In the figure legend, what kind of sucrose gradients were the cell lysates fractionated through?

**Selected passage:**
◆ ◆ ◆

Figure 5. Influence of eIF4GII on gene translation, cell proliferation and the senescent phenotype.

(A) 72 h after transfecting HeLa cells with either siRNA Ctrl or siRNA targeting eIF4GII, cell lysates were fractionated through 10–50% linear sucrose gradients, and the polysome distribution profiles were analyzed. (B) HeLa cells were transfected as described in (A) and nascent protein synthesis was assessed by incorporation of ³⁵S-labeled amino acids. The ³⁵S-amino acid incorporation was quantified and presented as percentage of signal intensity relative to control transfection (graph.). (C) Protein levels of miR-520c-3p target genes were measured by Western blotting 72 h after transfection of HeLa cells with either control siRNA or eIF4GII siRNA. GAPDH was used as a loading control. (D) Cells were transfected as described in (A) and the mRNA levels of selected miR-520c-3p target mRNAs and housekeeping GAPDH mRNA in each gradient fraction were measured by RT-qPCR and plotted as a percentage of the total mRNA levels in each sample. Data represent the average of three independent experiments showing similar results. (E) 72 h after transfection HeLa and Farage cells with either siRNA Ctrl or targeting eIF4GII siRNA, cell numbers were counted with a hemocytometer. (F) Six days after transfection as described in (E) cells were tested for apoptosis. (G) 72 h after transfection as described in (E) HeLa cells were stained with PI and subjected to cell cycle analysis. (H) β-galactosidase activity was measured in HeLa cells six days after transfection as described in (F) (I) Six days after transfections as described in Materials and Methods, the levels of p16, p53, and HuR in HeLa and Farage cells were assessed by Western blot analysis. GAPDH served as a loading control. Data are representative of at least three independent experiments. In the graphs (B), (E), (F) and (G) the means and SEM are shown. * p<0.05.

◆ ◆ ◆

**Stored data:**
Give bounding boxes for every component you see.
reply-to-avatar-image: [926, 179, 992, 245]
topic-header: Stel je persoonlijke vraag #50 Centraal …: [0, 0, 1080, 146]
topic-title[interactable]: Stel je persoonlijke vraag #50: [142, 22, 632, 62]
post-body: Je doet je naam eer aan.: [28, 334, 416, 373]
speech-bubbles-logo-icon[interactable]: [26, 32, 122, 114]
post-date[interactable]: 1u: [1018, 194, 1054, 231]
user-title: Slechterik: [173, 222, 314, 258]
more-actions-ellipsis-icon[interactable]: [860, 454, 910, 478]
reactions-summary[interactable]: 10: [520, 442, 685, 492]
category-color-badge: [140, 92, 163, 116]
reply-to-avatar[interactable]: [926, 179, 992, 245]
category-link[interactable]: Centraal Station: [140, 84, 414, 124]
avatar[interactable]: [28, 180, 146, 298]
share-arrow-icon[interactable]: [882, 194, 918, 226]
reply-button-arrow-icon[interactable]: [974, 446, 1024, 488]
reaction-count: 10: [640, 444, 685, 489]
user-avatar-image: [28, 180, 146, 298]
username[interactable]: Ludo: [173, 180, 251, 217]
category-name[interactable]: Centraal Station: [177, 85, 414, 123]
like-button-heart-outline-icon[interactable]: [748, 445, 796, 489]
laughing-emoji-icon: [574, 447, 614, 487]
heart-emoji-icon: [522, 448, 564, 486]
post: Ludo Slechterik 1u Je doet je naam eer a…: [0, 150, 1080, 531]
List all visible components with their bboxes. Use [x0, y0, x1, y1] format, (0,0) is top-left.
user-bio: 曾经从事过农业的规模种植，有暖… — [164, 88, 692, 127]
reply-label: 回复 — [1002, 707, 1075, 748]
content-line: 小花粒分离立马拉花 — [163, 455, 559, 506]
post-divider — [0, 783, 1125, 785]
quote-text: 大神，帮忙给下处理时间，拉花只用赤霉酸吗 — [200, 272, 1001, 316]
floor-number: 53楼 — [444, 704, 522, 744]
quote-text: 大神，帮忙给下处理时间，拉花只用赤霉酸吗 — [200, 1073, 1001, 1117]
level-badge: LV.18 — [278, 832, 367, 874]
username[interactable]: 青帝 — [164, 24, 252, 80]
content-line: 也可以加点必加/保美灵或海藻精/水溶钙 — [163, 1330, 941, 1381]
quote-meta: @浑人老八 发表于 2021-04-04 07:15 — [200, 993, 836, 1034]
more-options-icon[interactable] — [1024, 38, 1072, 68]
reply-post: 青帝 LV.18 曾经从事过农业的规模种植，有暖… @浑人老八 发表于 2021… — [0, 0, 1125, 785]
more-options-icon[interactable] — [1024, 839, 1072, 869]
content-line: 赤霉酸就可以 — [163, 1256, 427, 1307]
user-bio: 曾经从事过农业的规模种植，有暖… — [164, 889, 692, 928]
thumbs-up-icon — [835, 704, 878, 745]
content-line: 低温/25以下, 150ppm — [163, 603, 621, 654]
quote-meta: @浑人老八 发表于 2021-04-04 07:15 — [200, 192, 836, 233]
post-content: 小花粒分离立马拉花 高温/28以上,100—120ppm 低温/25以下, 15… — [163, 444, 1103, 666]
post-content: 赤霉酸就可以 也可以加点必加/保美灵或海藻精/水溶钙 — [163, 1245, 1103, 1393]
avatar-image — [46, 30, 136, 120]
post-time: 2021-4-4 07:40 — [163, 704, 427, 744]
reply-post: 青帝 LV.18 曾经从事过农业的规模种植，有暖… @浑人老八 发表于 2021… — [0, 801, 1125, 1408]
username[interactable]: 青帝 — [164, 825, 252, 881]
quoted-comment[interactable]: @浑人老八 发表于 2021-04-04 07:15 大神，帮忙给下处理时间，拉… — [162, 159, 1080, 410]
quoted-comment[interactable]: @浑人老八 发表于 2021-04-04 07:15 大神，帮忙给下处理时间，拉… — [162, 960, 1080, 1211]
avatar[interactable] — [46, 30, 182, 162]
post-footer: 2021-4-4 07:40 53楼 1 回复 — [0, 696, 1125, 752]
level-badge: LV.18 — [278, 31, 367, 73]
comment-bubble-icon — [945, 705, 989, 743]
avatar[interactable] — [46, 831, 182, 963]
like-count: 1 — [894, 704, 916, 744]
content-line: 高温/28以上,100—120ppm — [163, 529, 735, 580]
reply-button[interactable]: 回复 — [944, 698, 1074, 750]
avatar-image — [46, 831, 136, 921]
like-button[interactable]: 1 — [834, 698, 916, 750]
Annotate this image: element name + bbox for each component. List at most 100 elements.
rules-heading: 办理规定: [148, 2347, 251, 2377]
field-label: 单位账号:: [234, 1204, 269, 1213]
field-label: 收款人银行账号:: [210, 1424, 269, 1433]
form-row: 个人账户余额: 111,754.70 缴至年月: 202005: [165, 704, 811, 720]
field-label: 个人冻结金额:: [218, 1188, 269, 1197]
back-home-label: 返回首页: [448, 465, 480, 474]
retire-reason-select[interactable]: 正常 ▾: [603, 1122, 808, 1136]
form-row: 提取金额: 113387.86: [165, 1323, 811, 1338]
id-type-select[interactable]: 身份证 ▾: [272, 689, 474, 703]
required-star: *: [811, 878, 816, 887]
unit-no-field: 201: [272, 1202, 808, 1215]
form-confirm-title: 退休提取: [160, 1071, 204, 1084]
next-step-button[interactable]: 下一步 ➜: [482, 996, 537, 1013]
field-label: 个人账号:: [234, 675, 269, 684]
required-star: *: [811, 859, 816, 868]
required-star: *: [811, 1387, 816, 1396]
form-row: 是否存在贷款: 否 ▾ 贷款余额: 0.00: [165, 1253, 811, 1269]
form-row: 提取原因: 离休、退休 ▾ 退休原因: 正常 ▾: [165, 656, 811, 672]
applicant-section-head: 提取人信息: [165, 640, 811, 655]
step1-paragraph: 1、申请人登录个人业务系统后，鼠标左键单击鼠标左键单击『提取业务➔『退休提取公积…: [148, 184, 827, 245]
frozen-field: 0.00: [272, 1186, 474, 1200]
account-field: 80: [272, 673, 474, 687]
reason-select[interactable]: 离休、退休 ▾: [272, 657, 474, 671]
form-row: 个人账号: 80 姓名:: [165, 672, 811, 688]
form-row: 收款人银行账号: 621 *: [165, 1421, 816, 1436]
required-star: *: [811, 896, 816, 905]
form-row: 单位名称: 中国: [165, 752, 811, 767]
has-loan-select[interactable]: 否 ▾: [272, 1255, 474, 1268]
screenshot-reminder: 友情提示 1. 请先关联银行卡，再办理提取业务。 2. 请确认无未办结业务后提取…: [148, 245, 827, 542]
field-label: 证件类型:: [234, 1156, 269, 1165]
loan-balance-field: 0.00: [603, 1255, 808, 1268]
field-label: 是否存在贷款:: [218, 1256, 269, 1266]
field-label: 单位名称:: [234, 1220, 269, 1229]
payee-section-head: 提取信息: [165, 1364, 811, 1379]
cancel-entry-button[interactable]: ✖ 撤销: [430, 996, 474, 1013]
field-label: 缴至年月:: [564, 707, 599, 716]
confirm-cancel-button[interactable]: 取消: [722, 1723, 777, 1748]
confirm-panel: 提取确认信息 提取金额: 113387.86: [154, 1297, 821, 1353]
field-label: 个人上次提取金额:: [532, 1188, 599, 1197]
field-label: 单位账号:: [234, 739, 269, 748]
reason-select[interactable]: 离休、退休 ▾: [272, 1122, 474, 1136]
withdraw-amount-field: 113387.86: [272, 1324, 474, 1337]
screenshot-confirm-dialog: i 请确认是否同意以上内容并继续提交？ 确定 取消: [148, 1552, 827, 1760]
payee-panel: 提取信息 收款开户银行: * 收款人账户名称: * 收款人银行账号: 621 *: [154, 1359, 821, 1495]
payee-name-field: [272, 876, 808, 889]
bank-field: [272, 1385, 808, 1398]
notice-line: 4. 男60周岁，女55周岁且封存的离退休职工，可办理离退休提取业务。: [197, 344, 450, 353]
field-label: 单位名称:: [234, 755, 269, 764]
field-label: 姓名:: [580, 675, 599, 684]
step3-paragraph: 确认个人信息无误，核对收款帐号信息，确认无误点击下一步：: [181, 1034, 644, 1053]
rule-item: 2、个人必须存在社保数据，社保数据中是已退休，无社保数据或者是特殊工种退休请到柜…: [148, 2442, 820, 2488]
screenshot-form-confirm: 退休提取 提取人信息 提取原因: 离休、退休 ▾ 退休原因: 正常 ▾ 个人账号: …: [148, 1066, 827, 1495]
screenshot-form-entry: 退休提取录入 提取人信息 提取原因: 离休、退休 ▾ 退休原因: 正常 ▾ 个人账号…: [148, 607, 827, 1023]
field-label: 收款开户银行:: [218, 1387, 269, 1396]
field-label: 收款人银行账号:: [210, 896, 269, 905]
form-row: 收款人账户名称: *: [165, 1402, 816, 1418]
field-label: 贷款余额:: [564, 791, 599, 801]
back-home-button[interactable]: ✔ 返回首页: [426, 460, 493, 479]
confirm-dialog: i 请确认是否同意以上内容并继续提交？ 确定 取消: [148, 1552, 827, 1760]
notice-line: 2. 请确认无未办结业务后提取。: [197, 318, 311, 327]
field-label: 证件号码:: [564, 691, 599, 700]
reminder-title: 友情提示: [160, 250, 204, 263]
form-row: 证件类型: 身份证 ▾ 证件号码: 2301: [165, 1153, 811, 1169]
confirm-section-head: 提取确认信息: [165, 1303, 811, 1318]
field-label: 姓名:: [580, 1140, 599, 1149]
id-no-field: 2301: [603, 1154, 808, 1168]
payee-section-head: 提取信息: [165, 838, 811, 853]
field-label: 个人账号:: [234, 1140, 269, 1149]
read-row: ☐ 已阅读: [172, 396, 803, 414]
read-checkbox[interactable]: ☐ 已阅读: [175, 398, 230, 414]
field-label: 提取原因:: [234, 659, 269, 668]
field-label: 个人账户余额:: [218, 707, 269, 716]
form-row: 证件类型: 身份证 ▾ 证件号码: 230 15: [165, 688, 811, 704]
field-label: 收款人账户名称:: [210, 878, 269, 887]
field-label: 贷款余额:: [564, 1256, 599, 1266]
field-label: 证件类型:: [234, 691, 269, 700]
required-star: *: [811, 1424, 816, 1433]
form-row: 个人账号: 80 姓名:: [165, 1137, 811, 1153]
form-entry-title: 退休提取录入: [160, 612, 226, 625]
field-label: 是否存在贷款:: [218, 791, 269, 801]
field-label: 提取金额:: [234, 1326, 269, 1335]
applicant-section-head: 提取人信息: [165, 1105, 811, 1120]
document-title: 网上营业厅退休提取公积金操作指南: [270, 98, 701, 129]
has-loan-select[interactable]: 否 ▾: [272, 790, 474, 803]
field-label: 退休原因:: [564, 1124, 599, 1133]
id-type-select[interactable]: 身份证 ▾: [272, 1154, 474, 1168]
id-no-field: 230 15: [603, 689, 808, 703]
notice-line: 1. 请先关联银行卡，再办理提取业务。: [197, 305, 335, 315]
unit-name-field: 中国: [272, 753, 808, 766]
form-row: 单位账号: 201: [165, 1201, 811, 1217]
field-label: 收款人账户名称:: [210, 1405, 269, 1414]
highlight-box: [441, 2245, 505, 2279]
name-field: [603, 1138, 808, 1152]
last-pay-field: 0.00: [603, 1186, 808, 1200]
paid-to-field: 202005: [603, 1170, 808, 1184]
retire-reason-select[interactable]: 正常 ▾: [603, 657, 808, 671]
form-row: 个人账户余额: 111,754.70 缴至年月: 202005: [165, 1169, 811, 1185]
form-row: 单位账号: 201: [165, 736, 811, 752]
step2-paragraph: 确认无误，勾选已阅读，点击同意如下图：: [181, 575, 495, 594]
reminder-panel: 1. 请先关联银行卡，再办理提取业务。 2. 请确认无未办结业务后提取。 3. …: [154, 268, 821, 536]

◆ ◆ ◆

**Exercise result:** 10–50% linear sucrose gradients